* _AUFGABE 1_
Gib bitte aus den Datensätzen den Abschnitt von der Zeile mit „header-tab (262, 612, 282, 621)“ bis einschließlich der Zeile mit „company-logo (400, 602, 404, 606)“ als JSON-Liste von Zeichenketten aus, eine pro Zeile und ohne Leerzeilen.

* _SEITE_
Peinlich genau war Ring, sobald es um Kunst ging, neben Handel und Auktion fanden im Kunstsalon Cassirer immer wieder spektakuläre Ausstellungen statt. 1928 kamen über 90 Werke von van Gogh aus privaten Sammlungen zusammen, sechs Bilder stammten aus dem Besitz eines Otto Wacker. Ihre Expertisen schienen überzeugend, doch als das Konvolut in der Viktoriastraße 35 eintraf, fiel Ring bald die mittelmäßige Qualität der Motive auf. Später schrieb sie in einem Kunstmagazin, Wackers Werke hätten „vor dem schimmernden Hintergrund der echten Bilder hilf- und gnadenlos wie Baumwollflicken auf einem Brokatgewand“ gewirkt.

Der Kunstsalon rief die Polizei, es stellte sich heraus, dass Wackers Bruder Leonhard die Bilder gemalt hatte und Otto kein Kunsthändler, sondern Tänzer war. Fotos des anschließenden Prozesses sind im Landesarchiv Berlin erhalten und als Reproduktionen in der Ausstellung zu sehen; genau wie zwei der gefälschten Van-Gogh-Bilder, die tatsächlich sehr blass aussehen.

* _BEREITGESTELLTE DATEN_

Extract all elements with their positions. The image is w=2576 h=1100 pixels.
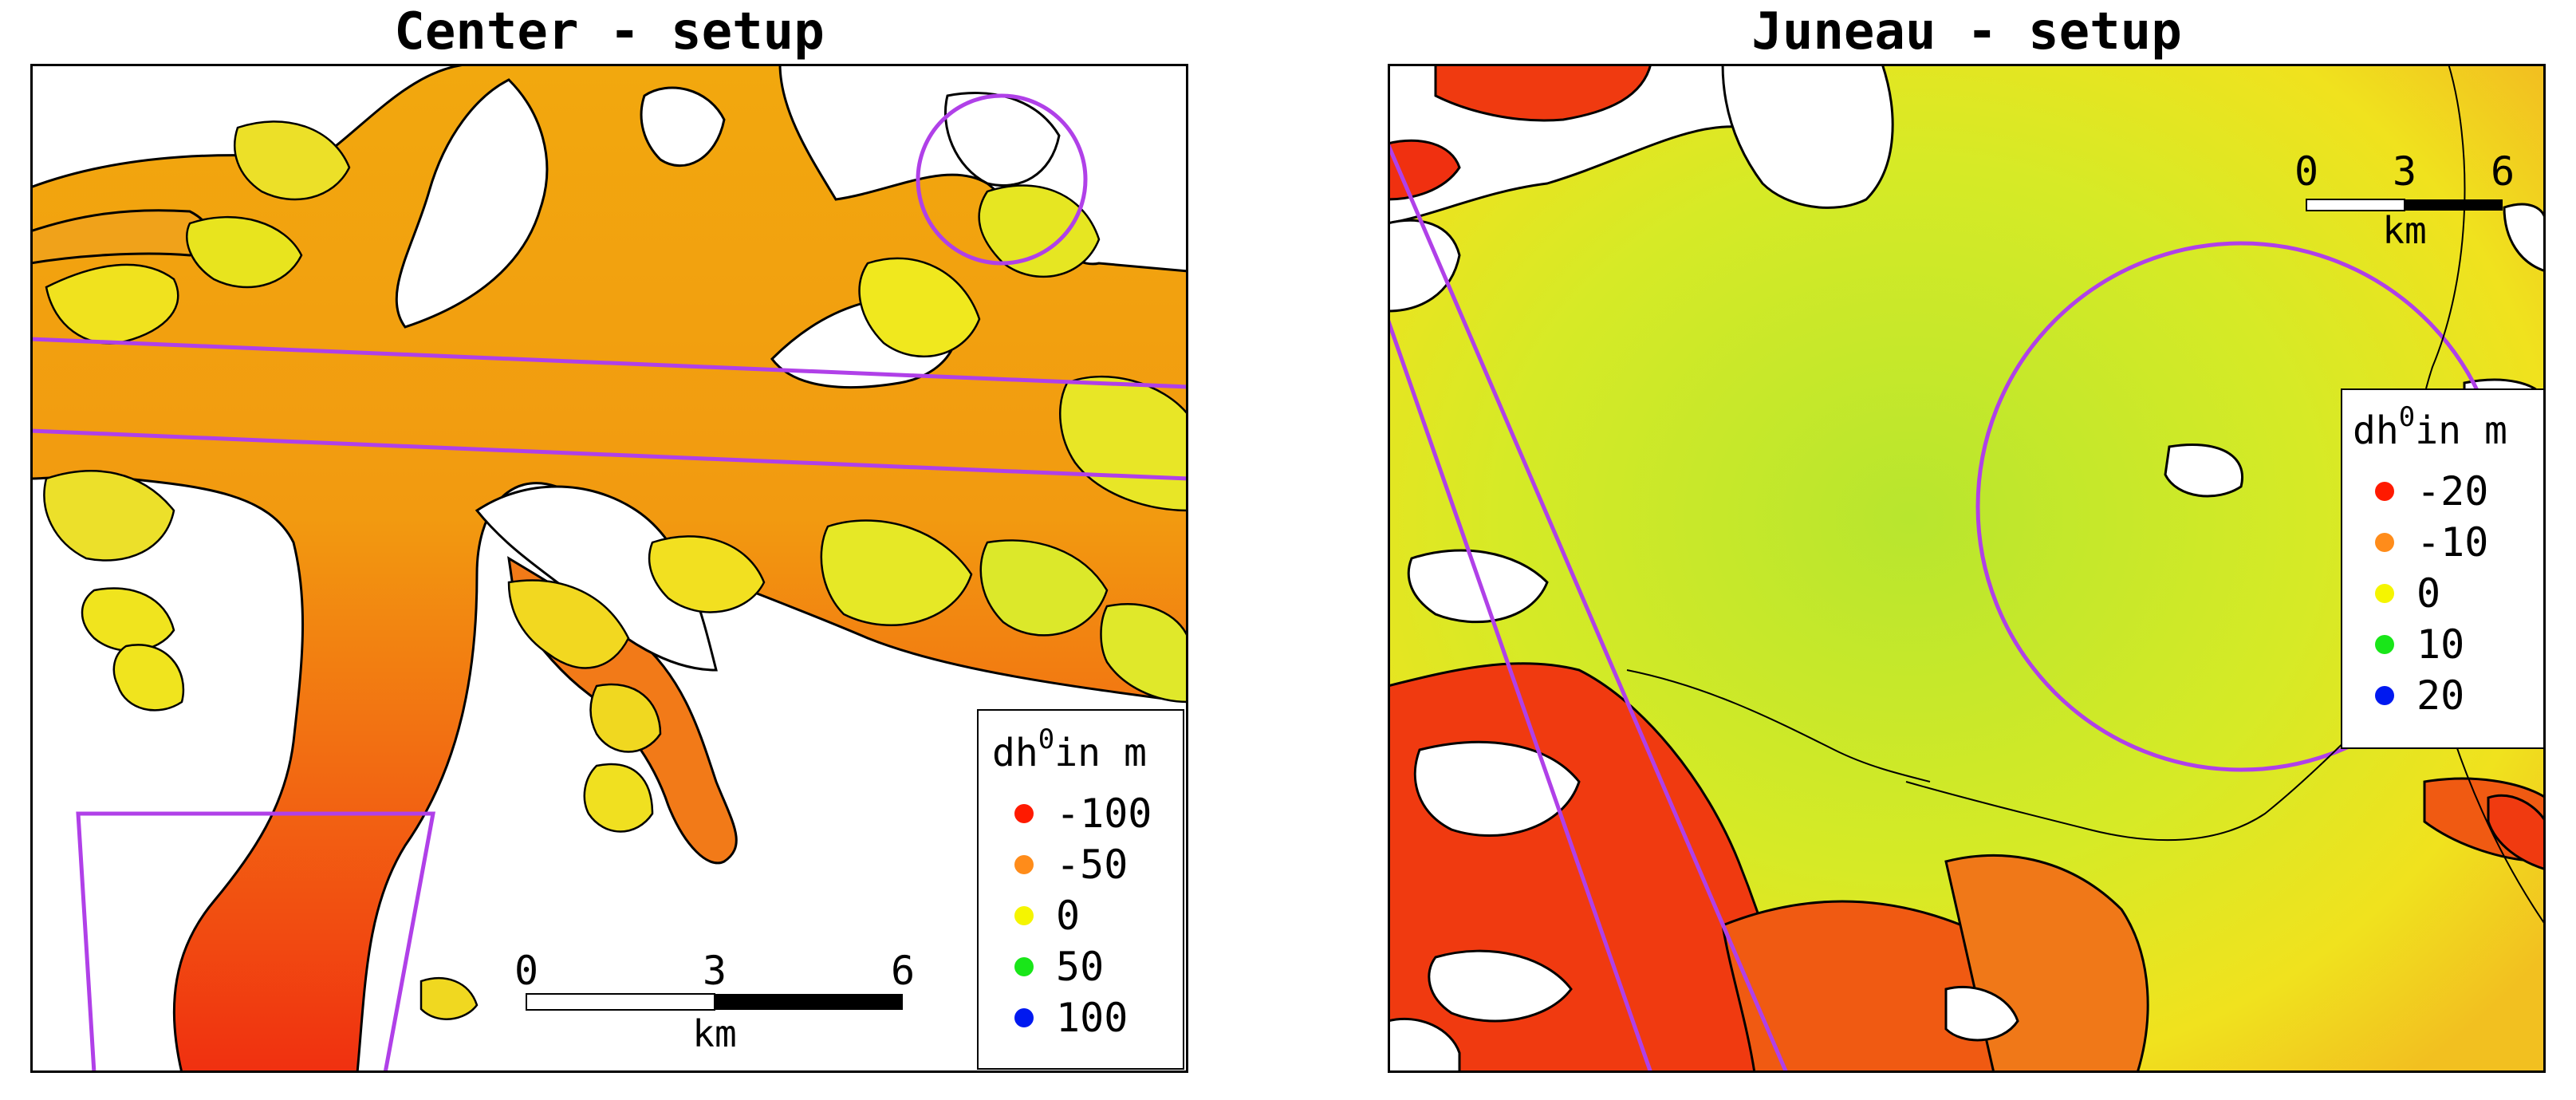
panel-title-juneau: Juneau - setup xyxy=(1751,2,2182,61)
legend-swatch-neg10 xyxy=(2375,533,2394,552)
legend: dh0in m -100 -50 0 50 100 xyxy=(977,709,1184,1070)
scalebar-tick-6: 6 xyxy=(891,948,915,994)
legend-label-100: 100 xyxy=(1056,995,1128,1041)
legend: dh0in m -20 -10 0 10 20 xyxy=(2341,388,2545,749)
scalebar-tick-6: 6 xyxy=(2491,148,2515,195)
scalebar-tick-3: 3 xyxy=(703,948,727,994)
overlay-shapes xyxy=(30,93,1188,1073)
flowline-top xyxy=(30,337,1188,389)
legend-title: dh0in m xyxy=(992,723,1147,775)
scalebar-tick-0: 0 xyxy=(514,948,538,994)
map-center: 0 3 6 km dh0in m -100 -50 0 50 100 xyxy=(30,64,1188,1073)
map-juneau: 0 3 6 km dh0in m -20 -10 0 10 20 xyxy=(1388,64,2546,1073)
legend-swatch-neg100 xyxy=(1014,804,1034,823)
scalebar-tick-0: 0 xyxy=(2294,148,2318,195)
sample-polygon xyxy=(76,811,436,1073)
legend-swatch-0 xyxy=(2375,584,2394,603)
legend-label-neg20: -20 xyxy=(2416,468,2488,515)
legend-swatch-100 xyxy=(1014,1008,1034,1027)
legend-swatch-neg20 xyxy=(2375,482,2394,501)
legend-swatch-50 xyxy=(1014,957,1034,976)
legend-label-0: 0 xyxy=(2416,570,2440,617)
tributary-patches xyxy=(43,120,1188,1020)
legend-swatch-20 xyxy=(2375,686,2394,705)
legend-label-neg10: -10 xyxy=(2416,519,2488,566)
sample-circle xyxy=(916,93,1088,266)
scalebar-unit: km xyxy=(692,1012,736,1055)
legend-label-neg50: -50 xyxy=(1056,842,1128,888)
legend-label-20: 20 xyxy=(2416,672,2464,719)
scalebar: 0 3 6 km xyxy=(2294,148,2515,252)
flowline-bottom xyxy=(30,428,1188,481)
legend-title: dh0in m xyxy=(2353,401,2507,453)
legend-label-10: 10 xyxy=(2416,621,2464,668)
legend-label-50: 50 xyxy=(1056,944,1104,990)
scalebar-unit: km xyxy=(2382,209,2426,252)
flowline-left xyxy=(1388,318,1653,1073)
map-frame xyxy=(30,64,1188,1073)
legend-swatch-0 xyxy=(1014,906,1034,925)
legend-label-neg100: -100 xyxy=(1056,791,1152,837)
flowline-right xyxy=(1388,143,1789,1073)
legend-swatch-10 xyxy=(2375,635,2394,654)
scalebar: 0 3 6 km xyxy=(514,948,915,1055)
panel-title-center: Center - setup xyxy=(394,2,825,61)
legend-label-0: 0 xyxy=(1056,893,1080,939)
legend-swatch-neg50 xyxy=(1014,855,1034,874)
scalebar-tick-3: 3 xyxy=(2393,148,2416,195)
ice-free-areas xyxy=(395,78,1061,672)
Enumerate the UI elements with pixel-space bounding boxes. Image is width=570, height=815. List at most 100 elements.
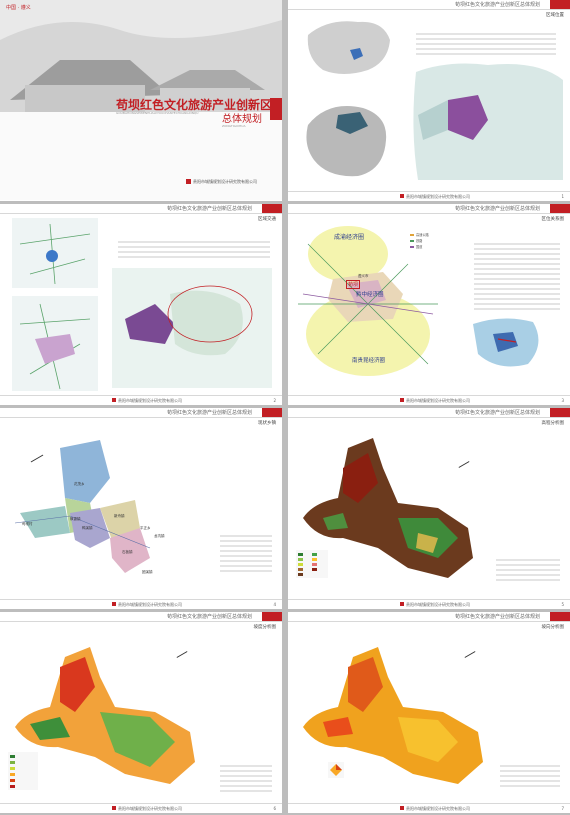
header-tab (262, 612, 282, 621)
elevation-map (296, 438, 473, 578)
legend-railway: 铁路 (416, 239, 423, 243)
section-title: 区位关系图 (541, 217, 565, 222)
page-number: 1 (561, 193, 564, 199)
page-header: 苟坝红色文化旅游产业创新区总体规划 (288, 612, 570, 622)
page-header: 苟坝红色文化旅游产业创新区总体规划 (288, 204, 570, 214)
page-region-relation: 苟坝红色文化旅游产业创新区总体规划 区位关系图 成渝经济圈 黔中经济圈 南贵昆经… (288, 204, 570, 405)
header-tab (262, 408, 282, 417)
location-maps (306, 21, 563, 180)
company-logo (400, 602, 404, 606)
page-number: 5 (561, 601, 564, 607)
township-label-fengxiang: 枫香镇 (70, 517, 81, 521)
cover-pinyin-2: ZONGTIGUIHUA (222, 124, 246, 128)
section-title: 高程分析图 (541, 421, 565, 426)
footer-company: 贵阳市城镇规划设计研究院有限公司 (118, 397, 182, 403)
circle-label-nanguikun: 南贵昆经济圈 (352, 358, 386, 364)
page-number: 4 (273, 601, 276, 607)
cover-title: 苟坝红色文化旅游产业创新区 (116, 98, 273, 112)
header-title: 苟坝红色文化旅游产业创新区总体规划 (454, 2, 540, 8)
page-footer: 贵阳市城镇规划设计研究院有限公司 2 (0, 395, 282, 405)
company-logo (400, 398, 404, 402)
cover-photo (0, 0, 282, 200)
header-tab (550, 408, 570, 417)
township-label-xinzhou: 新舟镇 (114, 514, 125, 518)
section-title: 区域交通 (258, 217, 276, 222)
header-title: 苟坝红色文化旅游产业创新区总体规划 (166, 206, 252, 212)
footer-company: 贵阳市城镇规划设计研究院有限公司 (406, 805, 470, 811)
aspect-text-block (500, 762, 560, 788)
township-label-huamao: 花茂乡 (74, 482, 85, 486)
cover-logo (186, 179, 191, 184)
footer-company: 贵阳市城镇规划设计研究院有限公司 (406, 397, 470, 403)
page-header: 苟坝红色文化旅游产业创新区总体规划 (0, 612, 282, 622)
township-label-pingzheng: 平正乡 (140, 526, 151, 530)
slope-text-block (220, 762, 272, 792)
legend-highway: 高速公路 (416, 233, 429, 237)
page-number: 3 (561, 397, 564, 403)
header-tab (550, 612, 570, 621)
cover-location-tag: 中国 · 遵义 (6, 4, 31, 11)
footer-company: 贵阳市城镇规划设计研究院有限公司 (406, 601, 470, 607)
page-elevation: 苟坝红色文化旅游产业创新区总体规划 高程分析图 贵阳市城镇规划设计研究院有限公司… (288, 408, 570, 609)
cover-company: 贵阳市城镇规划设计研究院有限公司 (193, 179, 257, 184)
company-logo (112, 602, 116, 606)
page-footer: 贵阳市城镇规划设计研究院有限公司 1 (288, 191, 570, 201)
township-label-shiban: 石板镇 (122, 550, 133, 554)
slope-map (8, 647, 195, 790)
circle-label-chengyu: 成渝经济圈 (334, 234, 365, 241)
company-logo (400, 806, 404, 810)
page-number: 2 (273, 397, 276, 403)
company-logo (400, 194, 404, 198)
header-tab (550, 204, 570, 213)
page-footer: 贵阳市城镇规划设计研究院有限公司 7 (288, 803, 570, 813)
legend-national-road: 国道 (416, 245, 423, 249)
company-logo (112, 806, 116, 810)
header-title: 苟坝红色文化旅游产业创新区总体规划 (454, 410, 540, 416)
cover-tag-prefix: 中国 · (6, 5, 21, 11)
township-text-block (220, 532, 272, 574)
footer-company: 贵阳市城镇规划设计研究院有限公司 (118, 805, 182, 811)
header-title: 苟坝红色文化旅游产业创新区总体规划 (454, 614, 540, 620)
cover-accent-bar (270, 98, 282, 120)
page-footer: 贵阳市城镇规划设计研究院有限公司 3 (288, 395, 570, 405)
cover-page: 中国 · 遵义 苟坝红色文化旅游产业创新区 GOUBAHONGSEWENHUAL… (0, 0, 282, 201)
cover-tag-place: 遵义 (20, 5, 31, 11)
intro-text-block (416, 30, 556, 58)
cover-pinyin: GOUBAHONGSEWENHUALVYOUCHANYECHUANGXINQU (116, 111, 199, 115)
page-header: 苟坝红色文化旅游产业创新区总体规划 (288, 408, 570, 418)
page-footer: 贵阳市城镇规划设计研究院有限公司 6 (0, 803, 282, 813)
page-townships: 苟坝红色文化旅游产业创新区总体规划 现状乡镇 花茂乡 枫香镇 苟坝村 鸭溪镇 新… (0, 408, 282, 609)
section-title: 区域位置 (546, 13, 564, 18)
page-header: 苟坝红色文化旅游产业创新区总体规划 (0, 408, 282, 418)
page-footer: 贵阳市城镇规划设计研究院有限公司 4 (0, 599, 282, 609)
header-tab (550, 0, 570, 9)
aspect-map (303, 647, 483, 784)
traffic-maps (12, 218, 272, 391)
page-aspect: 苟坝红色文化旅游产业创新区总体规划 坡向分析图 贵阳市城镇规划设计研究院有限公司… (288, 612, 570, 813)
page-region-traffic: 苟坝红色文化旅游产业创新区总体规划 区域交通 贵阳市城镇规划设计研究院有限公司 2 (0, 204, 282, 405)
header-title: 苟坝红色文化旅游产业创新区总体规划 (454, 206, 540, 212)
relation-text-block (474, 240, 560, 310)
page-region-location: 苟坝红色文化旅游产业创新区总体规划 区域位置 贵阳市城镇规划设计研究院有限公司 1 (288, 0, 570, 201)
city-label-zunyi: 遵义市 (358, 274, 369, 278)
page-slope: 苟坝红色文化旅游产业创新区总体规划 坡度分析图 贵阳市城镇规划设计研究院有限公司… (0, 612, 282, 813)
footer-company: 贵阳市城镇规划设计研究院有限公司 (406, 193, 470, 199)
header-tab (262, 204, 282, 213)
circle-label-qianzhong: 黔中经济圈 (356, 292, 384, 298)
township-label-longkeng: 龙坑镇 (154, 534, 165, 538)
section-title: 坡向分析图 (541, 625, 565, 630)
township-label-yaxi: 鸭溪镇 (82, 526, 93, 530)
section-title: 现状乡镇 (258, 421, 276, 426)
township-label-gouba: 苟坝村 (22, 522, 33, 526)
township-label-tuanxi: 团溪镇 (142, 570, 153, 574)
cover-subtitle: 总体规划 (222, 114, 262, 125)
township-map (14, 440, 151, 573)
page-number: 6 (273, 805, 276, 811)
header-title: 苟坝红色文化旅游产业创新区总体规划 (166, 614, 252, 620)
page-header: 苟坝红色文化旅游产业创新区总体规划 (0, 204, 282, 214)
footer-company: 贵阳市城镇规划设计研究院有限公司 (118, 601, 182, 607)
company-logo (112, 398, 116, 402)
section-title: 坡度分析图 (253, 625, 277, 630)
traffic-text-block (118, 238, 270, 260)
site-label-gouba: 苟坝 (346, 280, 361, 289)
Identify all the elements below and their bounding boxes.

* _AUFGABE 2_
Beantworte zum Text über die gefälschten Van-Gogh-Bilder folgende Fragen:
(a) Wie viele Werke von van Gogh kamen 1928 aus privaten Sammlungen zusammen?
(b) Welchen Beruf hatte Otto Wacker tatsächlich?
(c) Wo sind die Fotos des anschließenden Prozesses erhalten?

* _VOLLSTÄNDIGE LÖSUNG 1_
[
  "header-tab (262, 612, 282, 621)",
  "elevation-map (296, 438, 473, 578)",
  "legend-railway: 铁路 (416, 239, 423, 243)",
  "section-title: 区位关系图 (541, 217, 565, 222)",
  "page-number: 1 (561, 193, 564, 199)",
  "page-header: 苟坝红色文化旅游产业创新区总体规划 (288, 612, 570, 622)",
  "page-header: 苟坝红色文化旅游产业创新区总体规划 (288, 204, 570, 214)",
  "page-region-relation: 苟坝红色文化旅游产业创新区总体规划 区位关系图 成渝经济圈 黔中经济圈 南贵昆经… (288, 204, 570, 405)",
  "header-tab (262, 408, 282, 417)",
  "location-maps (306, 21, 563, 180)",
  "company-logo (400, 602, 404, 606)"
]

* _VOLLSTÄNDIGE LÖSUNG 2_
(a) Über 90 Werke.
(b) Er war Tänzer.
(c) Im Landesarchiv Berlin.